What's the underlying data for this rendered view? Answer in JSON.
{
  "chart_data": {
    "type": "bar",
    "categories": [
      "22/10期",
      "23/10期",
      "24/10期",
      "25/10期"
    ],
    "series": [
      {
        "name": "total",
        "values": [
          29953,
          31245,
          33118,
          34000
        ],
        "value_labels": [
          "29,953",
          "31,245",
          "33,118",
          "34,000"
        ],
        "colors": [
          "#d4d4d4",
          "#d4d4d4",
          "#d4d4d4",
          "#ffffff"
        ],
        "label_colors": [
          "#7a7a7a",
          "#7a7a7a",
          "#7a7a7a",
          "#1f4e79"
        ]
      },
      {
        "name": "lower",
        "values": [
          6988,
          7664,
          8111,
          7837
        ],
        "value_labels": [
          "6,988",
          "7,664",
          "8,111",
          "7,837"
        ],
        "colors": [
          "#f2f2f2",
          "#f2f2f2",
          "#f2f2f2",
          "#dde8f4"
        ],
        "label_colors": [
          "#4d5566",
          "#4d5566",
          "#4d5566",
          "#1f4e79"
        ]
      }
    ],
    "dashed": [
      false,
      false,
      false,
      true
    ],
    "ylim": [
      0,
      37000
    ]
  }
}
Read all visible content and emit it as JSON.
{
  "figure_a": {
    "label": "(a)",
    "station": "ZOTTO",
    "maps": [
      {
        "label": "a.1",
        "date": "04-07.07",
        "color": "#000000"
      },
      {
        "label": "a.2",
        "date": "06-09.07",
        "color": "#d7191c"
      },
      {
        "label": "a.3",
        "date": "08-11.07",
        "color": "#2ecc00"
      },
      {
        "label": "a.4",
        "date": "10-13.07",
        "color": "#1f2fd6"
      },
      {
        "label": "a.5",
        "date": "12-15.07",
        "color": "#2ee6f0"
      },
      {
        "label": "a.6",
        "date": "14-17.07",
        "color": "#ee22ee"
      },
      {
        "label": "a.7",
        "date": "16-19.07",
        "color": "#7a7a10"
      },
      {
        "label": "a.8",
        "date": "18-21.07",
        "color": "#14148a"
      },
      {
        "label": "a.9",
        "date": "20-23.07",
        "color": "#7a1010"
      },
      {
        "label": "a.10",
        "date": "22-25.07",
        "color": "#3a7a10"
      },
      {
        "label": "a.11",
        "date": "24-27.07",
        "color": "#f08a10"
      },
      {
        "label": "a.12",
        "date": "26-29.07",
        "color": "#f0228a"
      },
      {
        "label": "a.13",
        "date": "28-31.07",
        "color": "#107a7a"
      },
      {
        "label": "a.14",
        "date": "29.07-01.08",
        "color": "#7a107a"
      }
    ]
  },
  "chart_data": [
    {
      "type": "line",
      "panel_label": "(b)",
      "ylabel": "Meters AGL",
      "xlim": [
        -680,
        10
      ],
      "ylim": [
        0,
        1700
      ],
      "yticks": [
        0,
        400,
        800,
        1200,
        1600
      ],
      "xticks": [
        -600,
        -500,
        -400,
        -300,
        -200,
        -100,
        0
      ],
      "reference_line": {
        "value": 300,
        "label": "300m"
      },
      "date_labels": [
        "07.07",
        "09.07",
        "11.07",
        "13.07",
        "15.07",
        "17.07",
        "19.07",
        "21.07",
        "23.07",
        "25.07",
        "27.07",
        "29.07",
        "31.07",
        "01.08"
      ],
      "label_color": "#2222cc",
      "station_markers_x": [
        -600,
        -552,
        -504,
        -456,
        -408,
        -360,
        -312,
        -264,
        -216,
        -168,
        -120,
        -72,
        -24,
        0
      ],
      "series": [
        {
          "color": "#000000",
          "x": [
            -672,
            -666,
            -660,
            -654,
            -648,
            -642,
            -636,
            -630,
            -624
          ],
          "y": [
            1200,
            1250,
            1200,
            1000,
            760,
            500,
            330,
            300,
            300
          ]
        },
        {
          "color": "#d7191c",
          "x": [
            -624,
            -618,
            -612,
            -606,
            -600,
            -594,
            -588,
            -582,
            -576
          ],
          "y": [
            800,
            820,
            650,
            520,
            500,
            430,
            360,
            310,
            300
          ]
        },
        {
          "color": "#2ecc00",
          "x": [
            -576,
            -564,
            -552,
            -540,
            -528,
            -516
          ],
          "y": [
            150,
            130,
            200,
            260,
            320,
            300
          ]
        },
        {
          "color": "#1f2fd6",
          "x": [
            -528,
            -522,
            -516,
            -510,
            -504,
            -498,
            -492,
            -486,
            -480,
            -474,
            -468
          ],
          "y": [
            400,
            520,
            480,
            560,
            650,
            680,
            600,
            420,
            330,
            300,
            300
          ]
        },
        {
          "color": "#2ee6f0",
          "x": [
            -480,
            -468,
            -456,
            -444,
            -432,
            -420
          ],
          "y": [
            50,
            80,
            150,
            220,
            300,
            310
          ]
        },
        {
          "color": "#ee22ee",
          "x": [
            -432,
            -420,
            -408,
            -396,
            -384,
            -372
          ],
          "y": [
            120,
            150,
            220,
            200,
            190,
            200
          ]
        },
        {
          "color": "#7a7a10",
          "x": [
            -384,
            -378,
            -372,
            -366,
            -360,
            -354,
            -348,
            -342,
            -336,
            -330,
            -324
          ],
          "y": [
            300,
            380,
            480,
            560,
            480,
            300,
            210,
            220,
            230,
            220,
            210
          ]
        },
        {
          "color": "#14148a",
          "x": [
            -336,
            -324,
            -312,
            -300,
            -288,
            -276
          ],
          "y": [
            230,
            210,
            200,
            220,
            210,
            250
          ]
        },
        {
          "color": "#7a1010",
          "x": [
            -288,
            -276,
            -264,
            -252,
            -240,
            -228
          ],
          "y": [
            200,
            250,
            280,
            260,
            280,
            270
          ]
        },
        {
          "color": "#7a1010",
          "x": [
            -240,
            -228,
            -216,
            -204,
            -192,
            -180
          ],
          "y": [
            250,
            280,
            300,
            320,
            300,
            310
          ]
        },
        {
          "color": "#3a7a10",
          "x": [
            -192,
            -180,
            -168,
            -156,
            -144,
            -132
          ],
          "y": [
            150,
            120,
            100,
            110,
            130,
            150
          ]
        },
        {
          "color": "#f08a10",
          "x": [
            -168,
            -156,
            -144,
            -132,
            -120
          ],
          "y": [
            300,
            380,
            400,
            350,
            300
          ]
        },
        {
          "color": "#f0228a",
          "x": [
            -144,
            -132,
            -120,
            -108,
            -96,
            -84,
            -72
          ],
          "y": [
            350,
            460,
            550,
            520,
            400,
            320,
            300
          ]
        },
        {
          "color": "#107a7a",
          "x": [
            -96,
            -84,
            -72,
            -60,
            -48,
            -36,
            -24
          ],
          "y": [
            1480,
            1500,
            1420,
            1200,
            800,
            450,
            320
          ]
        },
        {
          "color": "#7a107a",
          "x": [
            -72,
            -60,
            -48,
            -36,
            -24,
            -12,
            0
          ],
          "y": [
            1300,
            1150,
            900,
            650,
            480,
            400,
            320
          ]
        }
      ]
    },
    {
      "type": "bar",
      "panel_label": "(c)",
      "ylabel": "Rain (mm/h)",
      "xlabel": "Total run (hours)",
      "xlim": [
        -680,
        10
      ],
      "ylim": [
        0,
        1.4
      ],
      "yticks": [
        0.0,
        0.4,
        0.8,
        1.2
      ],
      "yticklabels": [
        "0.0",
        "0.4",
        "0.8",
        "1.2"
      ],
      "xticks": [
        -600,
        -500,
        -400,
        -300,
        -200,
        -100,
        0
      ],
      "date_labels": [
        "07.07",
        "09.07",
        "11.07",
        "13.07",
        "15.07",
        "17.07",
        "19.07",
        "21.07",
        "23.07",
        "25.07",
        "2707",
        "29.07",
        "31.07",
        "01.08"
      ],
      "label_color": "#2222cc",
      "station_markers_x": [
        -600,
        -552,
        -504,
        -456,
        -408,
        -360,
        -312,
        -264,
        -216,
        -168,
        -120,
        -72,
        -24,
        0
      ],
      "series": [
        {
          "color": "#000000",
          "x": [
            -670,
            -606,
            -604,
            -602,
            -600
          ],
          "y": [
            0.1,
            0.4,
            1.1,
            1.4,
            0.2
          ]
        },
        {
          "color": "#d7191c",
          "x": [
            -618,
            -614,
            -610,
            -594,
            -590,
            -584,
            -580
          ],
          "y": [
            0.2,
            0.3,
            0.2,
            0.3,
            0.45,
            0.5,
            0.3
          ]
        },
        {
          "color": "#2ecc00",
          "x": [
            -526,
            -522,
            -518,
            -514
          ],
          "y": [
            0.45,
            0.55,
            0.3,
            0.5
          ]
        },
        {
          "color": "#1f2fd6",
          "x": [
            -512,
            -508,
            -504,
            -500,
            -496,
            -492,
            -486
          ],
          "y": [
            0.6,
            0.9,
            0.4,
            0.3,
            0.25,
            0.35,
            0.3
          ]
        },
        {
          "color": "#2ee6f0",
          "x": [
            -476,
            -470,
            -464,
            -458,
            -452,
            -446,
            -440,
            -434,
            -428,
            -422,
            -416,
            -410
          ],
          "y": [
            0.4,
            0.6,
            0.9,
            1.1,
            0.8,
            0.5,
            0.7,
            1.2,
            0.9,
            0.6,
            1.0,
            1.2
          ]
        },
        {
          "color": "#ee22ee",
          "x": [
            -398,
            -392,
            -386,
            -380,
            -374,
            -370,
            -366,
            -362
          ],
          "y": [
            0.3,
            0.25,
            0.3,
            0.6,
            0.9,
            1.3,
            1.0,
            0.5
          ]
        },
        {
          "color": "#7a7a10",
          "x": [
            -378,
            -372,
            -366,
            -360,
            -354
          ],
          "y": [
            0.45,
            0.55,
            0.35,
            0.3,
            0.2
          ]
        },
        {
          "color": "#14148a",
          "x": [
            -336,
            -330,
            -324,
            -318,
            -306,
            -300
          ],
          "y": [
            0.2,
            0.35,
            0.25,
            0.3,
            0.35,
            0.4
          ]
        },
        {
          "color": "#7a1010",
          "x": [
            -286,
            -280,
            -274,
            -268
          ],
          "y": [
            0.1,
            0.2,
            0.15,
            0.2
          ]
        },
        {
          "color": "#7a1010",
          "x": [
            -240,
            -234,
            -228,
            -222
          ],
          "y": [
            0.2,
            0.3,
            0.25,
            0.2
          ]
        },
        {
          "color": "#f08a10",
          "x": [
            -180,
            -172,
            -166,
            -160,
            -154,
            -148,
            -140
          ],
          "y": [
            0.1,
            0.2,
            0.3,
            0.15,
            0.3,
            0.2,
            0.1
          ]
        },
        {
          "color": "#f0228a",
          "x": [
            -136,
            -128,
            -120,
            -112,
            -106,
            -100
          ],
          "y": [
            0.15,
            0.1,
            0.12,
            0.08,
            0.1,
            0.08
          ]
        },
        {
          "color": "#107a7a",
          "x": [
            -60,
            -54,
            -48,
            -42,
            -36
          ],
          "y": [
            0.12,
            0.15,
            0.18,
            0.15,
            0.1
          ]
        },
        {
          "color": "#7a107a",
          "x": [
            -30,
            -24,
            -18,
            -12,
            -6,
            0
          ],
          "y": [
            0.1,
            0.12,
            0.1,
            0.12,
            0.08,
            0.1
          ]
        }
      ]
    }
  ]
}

▸ **Directive**: From the listing above, pick out every line containing "JSON".

▸ **Task output**:
What's the underlying data for this rendered view? Answer in JSON.
Read all visible content and emit it as JSON.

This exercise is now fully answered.